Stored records
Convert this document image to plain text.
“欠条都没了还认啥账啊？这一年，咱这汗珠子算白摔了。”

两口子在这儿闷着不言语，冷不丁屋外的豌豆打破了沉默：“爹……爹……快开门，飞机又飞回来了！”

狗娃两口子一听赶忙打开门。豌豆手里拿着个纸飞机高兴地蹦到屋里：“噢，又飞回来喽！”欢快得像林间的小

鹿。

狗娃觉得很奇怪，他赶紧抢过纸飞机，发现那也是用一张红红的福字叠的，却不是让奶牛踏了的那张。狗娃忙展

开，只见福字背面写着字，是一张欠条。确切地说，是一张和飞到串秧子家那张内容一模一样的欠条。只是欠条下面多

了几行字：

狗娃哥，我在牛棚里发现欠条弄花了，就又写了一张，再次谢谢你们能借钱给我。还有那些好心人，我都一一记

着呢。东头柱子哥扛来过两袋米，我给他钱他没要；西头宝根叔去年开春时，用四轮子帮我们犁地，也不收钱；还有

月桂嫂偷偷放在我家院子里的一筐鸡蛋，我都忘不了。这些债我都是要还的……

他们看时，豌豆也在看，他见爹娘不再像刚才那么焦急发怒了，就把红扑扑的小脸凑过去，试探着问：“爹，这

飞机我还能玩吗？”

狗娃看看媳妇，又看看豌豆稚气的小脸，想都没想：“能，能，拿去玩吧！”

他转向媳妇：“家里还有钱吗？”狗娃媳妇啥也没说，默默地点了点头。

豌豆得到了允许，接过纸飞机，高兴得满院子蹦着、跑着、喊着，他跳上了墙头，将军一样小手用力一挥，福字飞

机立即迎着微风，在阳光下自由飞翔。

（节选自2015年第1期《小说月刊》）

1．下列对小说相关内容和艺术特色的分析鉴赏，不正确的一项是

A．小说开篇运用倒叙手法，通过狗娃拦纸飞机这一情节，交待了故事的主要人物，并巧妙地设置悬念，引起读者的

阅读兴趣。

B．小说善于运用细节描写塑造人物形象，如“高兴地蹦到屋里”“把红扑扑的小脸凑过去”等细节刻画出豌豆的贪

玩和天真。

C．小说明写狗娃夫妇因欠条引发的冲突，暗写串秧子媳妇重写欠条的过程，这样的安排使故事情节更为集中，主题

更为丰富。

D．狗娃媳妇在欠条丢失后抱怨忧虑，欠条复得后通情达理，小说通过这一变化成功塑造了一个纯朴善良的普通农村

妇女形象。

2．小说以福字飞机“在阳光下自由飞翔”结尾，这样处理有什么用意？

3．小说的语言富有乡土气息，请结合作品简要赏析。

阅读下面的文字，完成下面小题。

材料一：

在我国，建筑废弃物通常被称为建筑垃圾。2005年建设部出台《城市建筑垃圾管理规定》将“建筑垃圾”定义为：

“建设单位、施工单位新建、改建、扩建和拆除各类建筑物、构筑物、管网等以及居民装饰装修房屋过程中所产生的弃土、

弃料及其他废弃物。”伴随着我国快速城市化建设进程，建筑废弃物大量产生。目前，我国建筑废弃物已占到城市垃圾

...

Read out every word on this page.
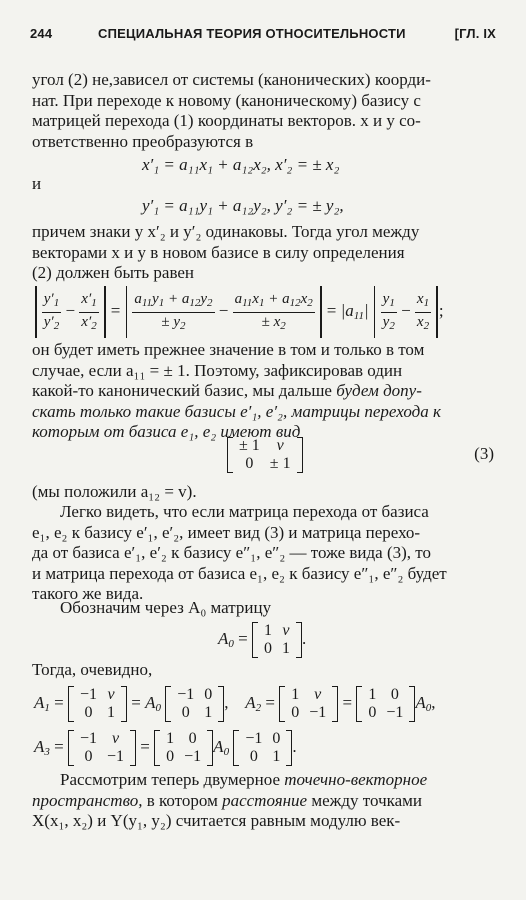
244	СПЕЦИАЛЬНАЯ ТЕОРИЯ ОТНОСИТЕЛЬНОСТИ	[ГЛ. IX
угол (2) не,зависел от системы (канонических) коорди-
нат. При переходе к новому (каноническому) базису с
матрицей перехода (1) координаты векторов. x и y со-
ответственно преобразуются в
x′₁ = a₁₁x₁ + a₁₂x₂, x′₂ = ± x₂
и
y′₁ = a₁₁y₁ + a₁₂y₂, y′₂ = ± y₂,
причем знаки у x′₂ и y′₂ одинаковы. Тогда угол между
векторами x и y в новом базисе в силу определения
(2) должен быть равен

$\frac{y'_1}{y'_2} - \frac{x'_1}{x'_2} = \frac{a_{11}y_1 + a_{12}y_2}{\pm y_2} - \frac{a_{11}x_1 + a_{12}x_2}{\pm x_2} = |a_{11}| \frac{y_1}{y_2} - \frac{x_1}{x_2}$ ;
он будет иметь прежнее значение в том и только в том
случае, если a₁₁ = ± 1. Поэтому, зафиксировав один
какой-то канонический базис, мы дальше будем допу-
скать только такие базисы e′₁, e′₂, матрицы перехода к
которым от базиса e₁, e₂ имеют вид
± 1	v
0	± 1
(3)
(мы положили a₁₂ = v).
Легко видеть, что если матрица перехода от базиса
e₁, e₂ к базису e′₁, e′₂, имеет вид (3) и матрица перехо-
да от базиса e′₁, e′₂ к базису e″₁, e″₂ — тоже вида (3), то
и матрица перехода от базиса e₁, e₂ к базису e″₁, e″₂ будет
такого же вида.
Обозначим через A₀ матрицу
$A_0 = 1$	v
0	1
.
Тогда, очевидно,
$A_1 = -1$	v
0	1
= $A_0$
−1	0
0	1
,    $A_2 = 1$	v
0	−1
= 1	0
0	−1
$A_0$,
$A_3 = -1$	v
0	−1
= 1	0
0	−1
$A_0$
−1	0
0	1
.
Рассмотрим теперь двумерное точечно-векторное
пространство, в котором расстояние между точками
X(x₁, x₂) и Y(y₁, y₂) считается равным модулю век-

==

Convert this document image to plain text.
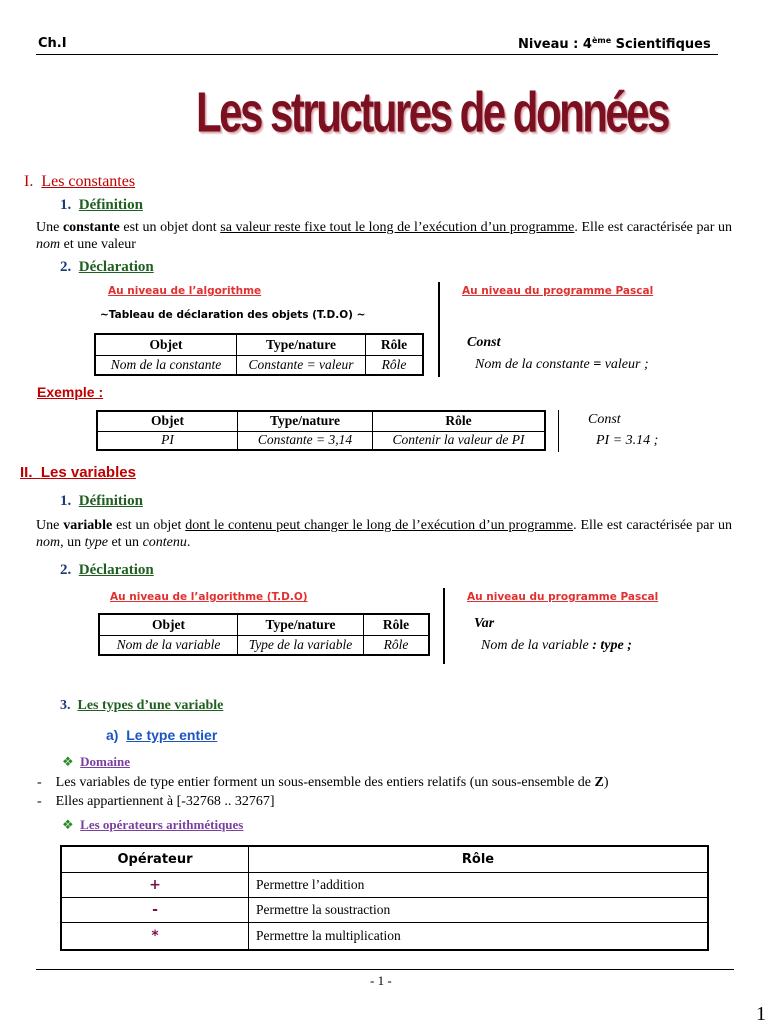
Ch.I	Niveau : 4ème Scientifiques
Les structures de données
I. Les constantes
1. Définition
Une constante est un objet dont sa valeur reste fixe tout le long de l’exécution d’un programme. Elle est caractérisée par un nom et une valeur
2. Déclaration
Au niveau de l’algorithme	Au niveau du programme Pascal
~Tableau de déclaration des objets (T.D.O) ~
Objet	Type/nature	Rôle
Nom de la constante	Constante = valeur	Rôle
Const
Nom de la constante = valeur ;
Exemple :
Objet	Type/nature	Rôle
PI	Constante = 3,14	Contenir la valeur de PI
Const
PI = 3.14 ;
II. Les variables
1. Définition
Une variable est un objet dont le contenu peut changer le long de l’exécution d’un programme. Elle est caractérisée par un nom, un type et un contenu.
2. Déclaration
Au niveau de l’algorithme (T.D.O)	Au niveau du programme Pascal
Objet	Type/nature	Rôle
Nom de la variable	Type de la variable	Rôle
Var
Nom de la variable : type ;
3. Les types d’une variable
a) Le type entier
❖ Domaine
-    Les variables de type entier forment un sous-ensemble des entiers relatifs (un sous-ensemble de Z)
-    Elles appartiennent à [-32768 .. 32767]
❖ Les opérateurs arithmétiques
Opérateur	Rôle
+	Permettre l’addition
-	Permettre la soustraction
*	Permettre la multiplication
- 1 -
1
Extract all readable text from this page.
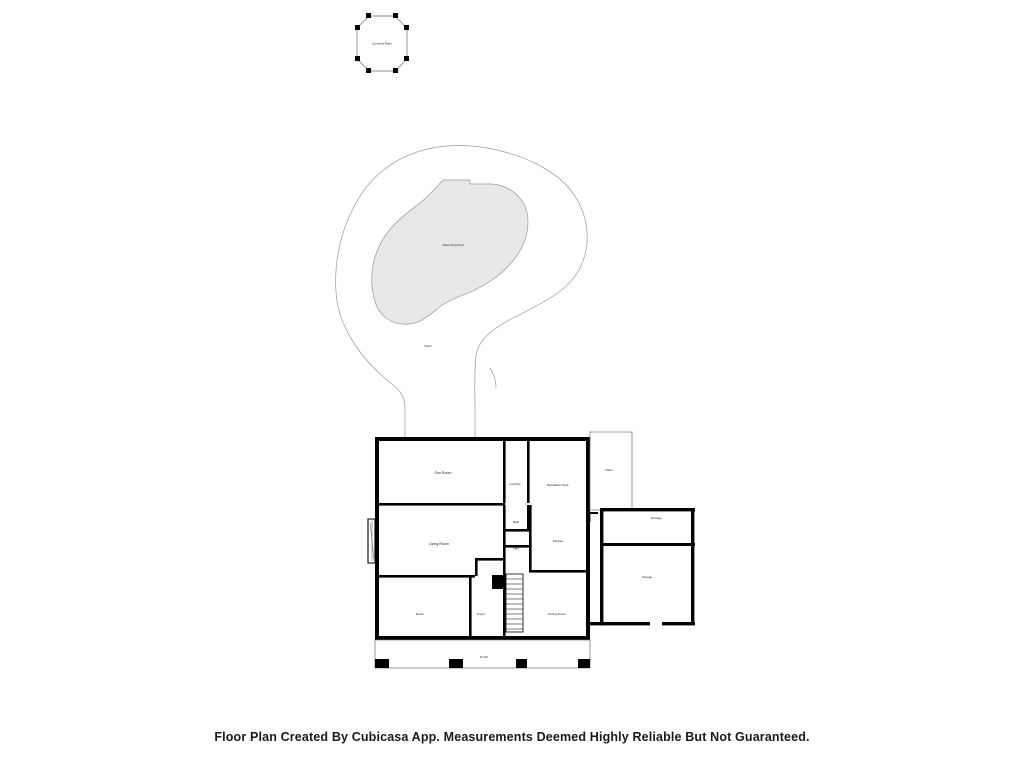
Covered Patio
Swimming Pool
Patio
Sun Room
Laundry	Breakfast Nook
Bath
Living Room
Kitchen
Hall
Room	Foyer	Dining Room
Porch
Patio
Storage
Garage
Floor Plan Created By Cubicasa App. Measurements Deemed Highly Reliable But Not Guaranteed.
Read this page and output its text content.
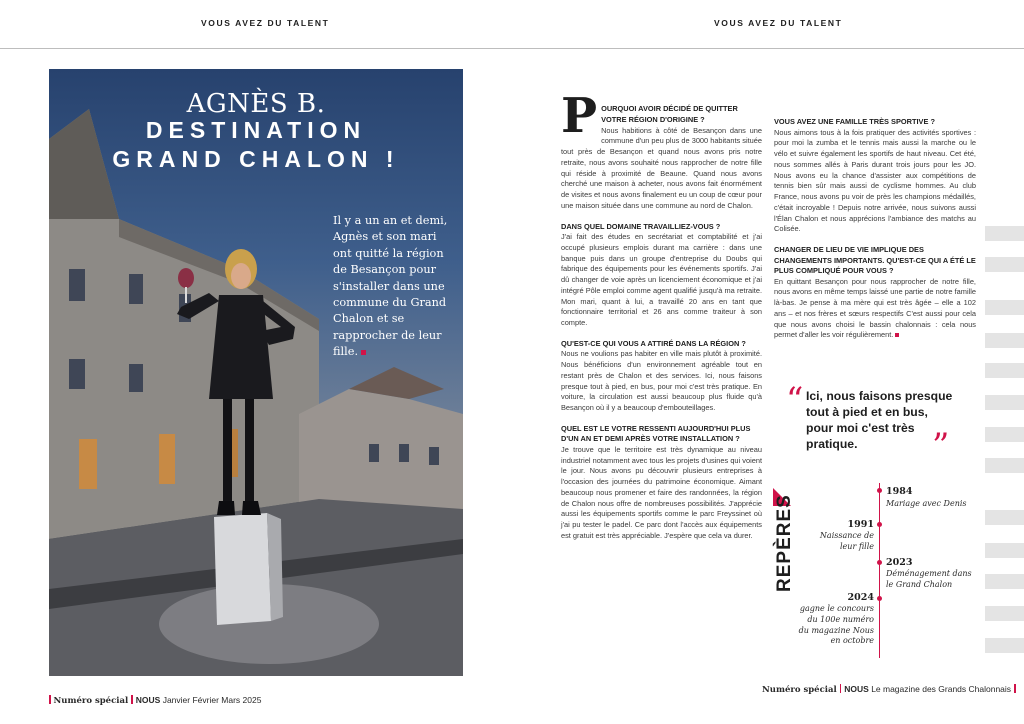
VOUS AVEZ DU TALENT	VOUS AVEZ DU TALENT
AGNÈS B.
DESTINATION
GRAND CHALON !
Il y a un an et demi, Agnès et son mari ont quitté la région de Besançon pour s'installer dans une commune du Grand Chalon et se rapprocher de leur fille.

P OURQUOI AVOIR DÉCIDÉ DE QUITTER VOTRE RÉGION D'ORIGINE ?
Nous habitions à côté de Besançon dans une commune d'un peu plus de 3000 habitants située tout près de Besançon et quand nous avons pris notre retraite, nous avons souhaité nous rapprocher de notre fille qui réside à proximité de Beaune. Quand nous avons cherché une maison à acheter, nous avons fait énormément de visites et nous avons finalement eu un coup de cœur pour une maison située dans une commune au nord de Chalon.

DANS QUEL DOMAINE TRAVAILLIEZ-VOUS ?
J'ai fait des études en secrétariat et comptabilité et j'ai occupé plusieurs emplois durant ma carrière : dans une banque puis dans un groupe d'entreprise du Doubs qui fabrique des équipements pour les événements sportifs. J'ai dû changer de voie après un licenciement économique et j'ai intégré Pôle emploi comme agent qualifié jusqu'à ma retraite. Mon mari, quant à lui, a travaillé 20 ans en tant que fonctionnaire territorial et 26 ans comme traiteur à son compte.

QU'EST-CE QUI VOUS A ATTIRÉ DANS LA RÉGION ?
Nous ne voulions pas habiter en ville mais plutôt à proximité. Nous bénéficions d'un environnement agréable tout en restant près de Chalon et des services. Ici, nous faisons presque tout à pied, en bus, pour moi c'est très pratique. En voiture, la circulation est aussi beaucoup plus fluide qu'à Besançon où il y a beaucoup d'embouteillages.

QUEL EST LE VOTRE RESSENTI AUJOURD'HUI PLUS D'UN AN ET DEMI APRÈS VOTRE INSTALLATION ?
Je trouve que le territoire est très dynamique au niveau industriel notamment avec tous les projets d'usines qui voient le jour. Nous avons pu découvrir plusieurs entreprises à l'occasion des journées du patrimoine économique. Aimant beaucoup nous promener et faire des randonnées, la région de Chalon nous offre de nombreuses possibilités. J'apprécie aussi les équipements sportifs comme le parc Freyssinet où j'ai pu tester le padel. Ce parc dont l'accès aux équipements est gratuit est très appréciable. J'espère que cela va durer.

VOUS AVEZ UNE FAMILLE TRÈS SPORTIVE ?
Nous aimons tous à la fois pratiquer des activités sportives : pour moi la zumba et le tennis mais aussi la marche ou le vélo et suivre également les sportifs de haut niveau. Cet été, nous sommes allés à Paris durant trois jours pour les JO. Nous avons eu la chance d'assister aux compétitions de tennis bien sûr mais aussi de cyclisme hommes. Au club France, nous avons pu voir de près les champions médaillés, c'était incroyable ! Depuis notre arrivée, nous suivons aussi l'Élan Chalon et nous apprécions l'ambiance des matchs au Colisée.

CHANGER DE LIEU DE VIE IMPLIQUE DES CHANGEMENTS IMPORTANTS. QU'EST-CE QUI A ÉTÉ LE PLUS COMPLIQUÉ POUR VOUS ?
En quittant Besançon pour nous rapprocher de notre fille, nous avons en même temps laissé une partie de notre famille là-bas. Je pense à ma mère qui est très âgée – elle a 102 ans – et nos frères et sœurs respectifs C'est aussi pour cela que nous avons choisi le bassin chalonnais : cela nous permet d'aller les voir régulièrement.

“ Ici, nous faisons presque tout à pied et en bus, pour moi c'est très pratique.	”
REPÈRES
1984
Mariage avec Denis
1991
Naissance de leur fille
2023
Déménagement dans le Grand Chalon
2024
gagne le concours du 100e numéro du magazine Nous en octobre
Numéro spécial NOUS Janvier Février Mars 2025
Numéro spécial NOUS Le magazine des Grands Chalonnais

-- REQUEST --
Search the records above for the string "tous". Copy every line that contains it.

-- WORKED SOLUTION --
Je trouve que le territoire est très dynamique au niveau industriel notamment avec tous les projets d'usines qui voient le jour. Nous avons pu découvrir plusieurs entreprises à l'occasion des journées du patrimoine économique. Aimant beaucoup nous promener et faire des randonnées, la région de Chalon nous offre de nombreuses possibilités. J'apprécie aussi les équipements sportifs comme le parc Freyssinet où j'ai pu tester le padel. Ce parc dont l'accès aux équipements est gratuit est très appréciable. J'espère que cela va durer.
Nous aimons tous à la fois pratiquer des activités sportives : pour moi la zumba et le tennis mais aussi la marche ou le vélo et suivre également les sportifs de haut niveau. Cet été, nous sommes allés à Paris durant trois jours pour les JO. Nous avons eu la chance d'assister aux compétitions de tennis bien sûr mais aussi de cyclisme hommes. Au club France, nous avons pu voir de près les champions médaillés, c'était incroyable ! Depuis notre arrivée, nous suivons aussi l'Élan Chalon et nous apprécions l'ambiance des matchs au Colisée.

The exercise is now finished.